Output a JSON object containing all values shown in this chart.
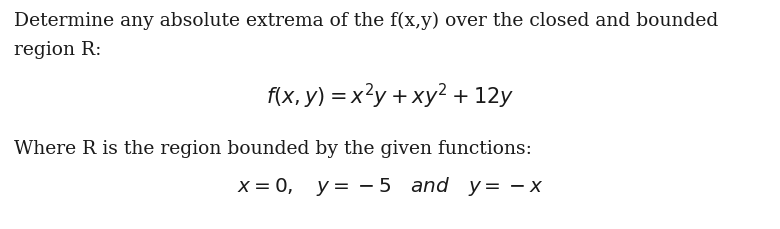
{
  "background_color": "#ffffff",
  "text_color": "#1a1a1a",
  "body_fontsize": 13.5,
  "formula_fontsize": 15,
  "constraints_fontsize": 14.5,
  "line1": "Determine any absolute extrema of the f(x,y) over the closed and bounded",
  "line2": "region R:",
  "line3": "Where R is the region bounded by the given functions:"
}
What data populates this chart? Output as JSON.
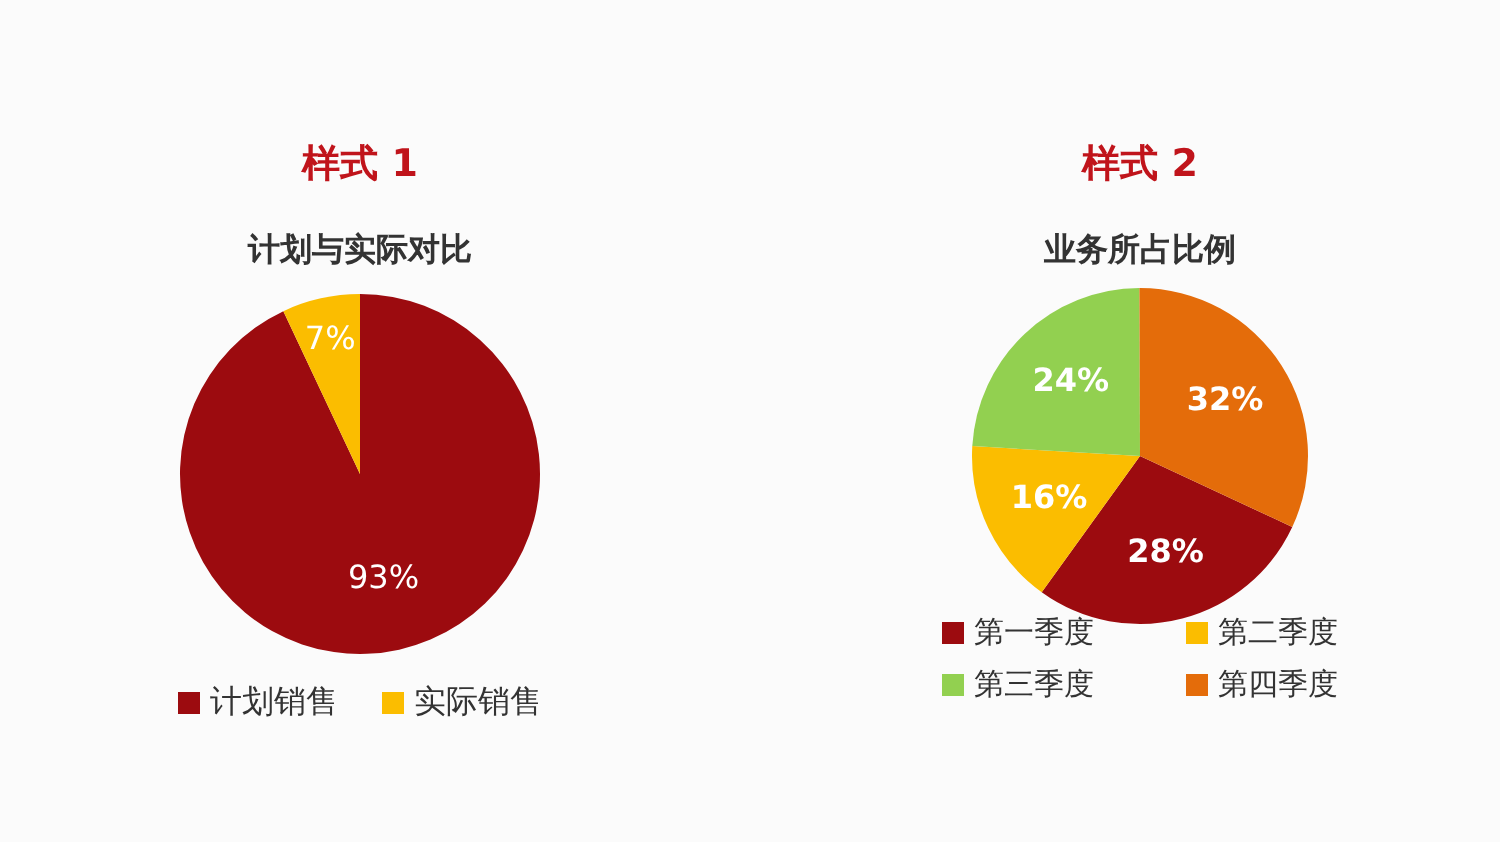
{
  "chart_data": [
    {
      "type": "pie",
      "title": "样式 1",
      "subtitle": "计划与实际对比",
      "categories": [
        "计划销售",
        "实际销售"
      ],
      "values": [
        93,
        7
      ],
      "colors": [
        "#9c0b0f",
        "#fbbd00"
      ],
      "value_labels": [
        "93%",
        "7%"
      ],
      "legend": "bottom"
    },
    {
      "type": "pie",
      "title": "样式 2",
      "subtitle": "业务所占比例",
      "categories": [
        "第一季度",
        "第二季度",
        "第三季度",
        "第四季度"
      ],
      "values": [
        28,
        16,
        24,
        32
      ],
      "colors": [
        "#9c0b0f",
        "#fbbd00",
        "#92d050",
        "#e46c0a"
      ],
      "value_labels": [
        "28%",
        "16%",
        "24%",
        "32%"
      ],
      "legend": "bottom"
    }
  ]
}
· · · · · · ·
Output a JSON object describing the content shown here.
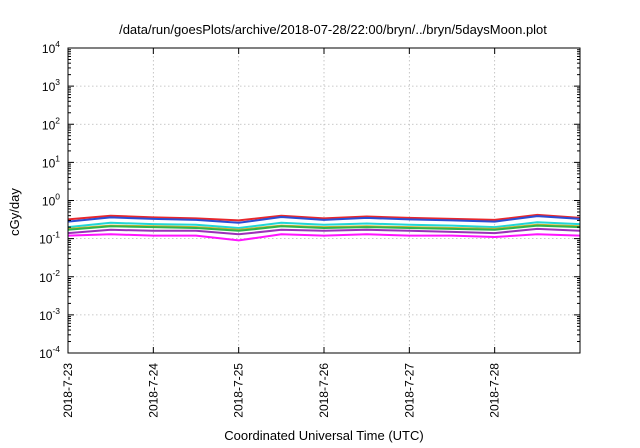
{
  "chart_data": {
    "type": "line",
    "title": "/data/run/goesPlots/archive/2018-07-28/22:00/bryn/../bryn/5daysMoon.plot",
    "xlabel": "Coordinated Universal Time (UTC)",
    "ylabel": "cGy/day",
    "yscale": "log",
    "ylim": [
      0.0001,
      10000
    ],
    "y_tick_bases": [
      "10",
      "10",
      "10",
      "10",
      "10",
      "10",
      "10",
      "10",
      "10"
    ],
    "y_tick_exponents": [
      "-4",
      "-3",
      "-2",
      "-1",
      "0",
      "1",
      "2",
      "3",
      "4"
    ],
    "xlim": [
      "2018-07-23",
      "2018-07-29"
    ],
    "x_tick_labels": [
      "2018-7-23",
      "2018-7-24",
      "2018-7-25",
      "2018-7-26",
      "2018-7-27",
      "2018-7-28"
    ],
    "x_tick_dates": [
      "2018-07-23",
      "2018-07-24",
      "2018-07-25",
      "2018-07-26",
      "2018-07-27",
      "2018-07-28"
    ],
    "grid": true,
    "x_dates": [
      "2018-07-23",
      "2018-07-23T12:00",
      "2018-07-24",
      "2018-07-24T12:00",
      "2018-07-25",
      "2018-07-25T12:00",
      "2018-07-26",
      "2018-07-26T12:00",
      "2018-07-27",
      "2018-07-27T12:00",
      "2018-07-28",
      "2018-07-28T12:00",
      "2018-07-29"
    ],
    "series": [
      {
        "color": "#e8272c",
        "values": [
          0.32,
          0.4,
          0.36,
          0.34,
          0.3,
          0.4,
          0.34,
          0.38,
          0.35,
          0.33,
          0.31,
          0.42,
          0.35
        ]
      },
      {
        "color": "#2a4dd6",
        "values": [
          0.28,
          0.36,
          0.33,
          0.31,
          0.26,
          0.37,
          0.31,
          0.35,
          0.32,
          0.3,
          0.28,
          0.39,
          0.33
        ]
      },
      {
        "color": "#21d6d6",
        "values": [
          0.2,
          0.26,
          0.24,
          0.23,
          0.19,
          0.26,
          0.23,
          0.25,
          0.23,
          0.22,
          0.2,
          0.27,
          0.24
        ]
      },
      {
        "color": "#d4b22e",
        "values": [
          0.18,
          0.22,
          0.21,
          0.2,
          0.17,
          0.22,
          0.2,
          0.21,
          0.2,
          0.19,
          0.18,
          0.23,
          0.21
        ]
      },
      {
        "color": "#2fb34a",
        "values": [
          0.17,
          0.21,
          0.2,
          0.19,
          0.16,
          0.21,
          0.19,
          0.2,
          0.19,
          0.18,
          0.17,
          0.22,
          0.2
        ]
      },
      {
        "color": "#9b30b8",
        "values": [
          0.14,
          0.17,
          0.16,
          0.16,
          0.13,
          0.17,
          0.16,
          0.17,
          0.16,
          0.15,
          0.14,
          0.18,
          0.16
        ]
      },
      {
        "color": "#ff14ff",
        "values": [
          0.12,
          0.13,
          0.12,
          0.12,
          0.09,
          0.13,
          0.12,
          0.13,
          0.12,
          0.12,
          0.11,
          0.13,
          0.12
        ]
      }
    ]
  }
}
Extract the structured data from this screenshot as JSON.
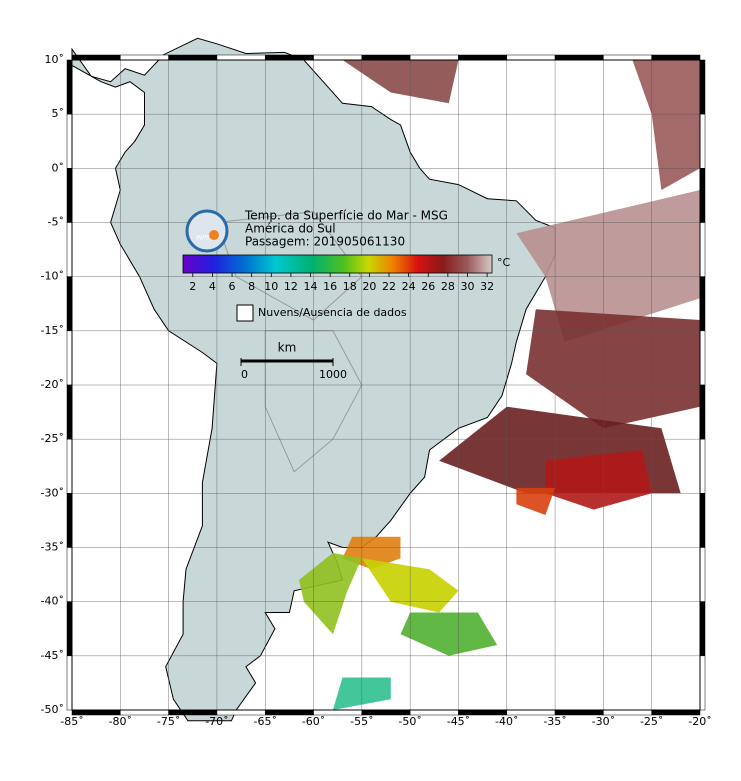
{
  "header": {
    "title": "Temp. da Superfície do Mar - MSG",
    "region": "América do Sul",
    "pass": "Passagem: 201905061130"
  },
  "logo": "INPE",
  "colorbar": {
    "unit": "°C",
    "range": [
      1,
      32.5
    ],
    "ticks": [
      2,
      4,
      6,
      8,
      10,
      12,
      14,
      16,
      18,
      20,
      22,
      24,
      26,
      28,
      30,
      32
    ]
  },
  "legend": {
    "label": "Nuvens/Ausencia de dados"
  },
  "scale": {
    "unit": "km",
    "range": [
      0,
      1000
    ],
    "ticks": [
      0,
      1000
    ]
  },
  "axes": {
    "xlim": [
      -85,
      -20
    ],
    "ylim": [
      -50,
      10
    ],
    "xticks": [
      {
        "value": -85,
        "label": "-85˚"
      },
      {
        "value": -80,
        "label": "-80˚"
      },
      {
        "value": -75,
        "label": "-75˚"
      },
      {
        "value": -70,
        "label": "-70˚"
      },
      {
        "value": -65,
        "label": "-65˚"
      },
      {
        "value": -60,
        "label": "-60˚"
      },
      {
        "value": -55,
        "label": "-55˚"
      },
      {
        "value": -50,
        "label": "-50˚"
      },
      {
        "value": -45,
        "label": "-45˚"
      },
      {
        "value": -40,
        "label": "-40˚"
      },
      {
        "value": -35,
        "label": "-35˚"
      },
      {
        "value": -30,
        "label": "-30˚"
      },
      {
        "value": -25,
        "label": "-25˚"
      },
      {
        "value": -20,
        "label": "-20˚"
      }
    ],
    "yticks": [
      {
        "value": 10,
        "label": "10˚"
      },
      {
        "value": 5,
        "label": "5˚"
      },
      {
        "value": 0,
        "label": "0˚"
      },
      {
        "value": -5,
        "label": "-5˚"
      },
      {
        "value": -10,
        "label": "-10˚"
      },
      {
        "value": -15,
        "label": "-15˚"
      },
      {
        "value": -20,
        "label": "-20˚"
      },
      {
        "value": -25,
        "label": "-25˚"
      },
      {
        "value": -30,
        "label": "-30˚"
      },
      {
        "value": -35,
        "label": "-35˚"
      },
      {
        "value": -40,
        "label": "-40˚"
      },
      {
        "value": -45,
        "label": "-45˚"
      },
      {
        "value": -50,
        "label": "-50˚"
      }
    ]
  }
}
· · · · · · ·
__DO THIS__
Read through the entries and copy every line that includes "region".

__ANSWER IN FULL__
  "line2": "region R:",
  "line3": "Where R is the region bounded by the given functions:"
    "region": "América do Sul",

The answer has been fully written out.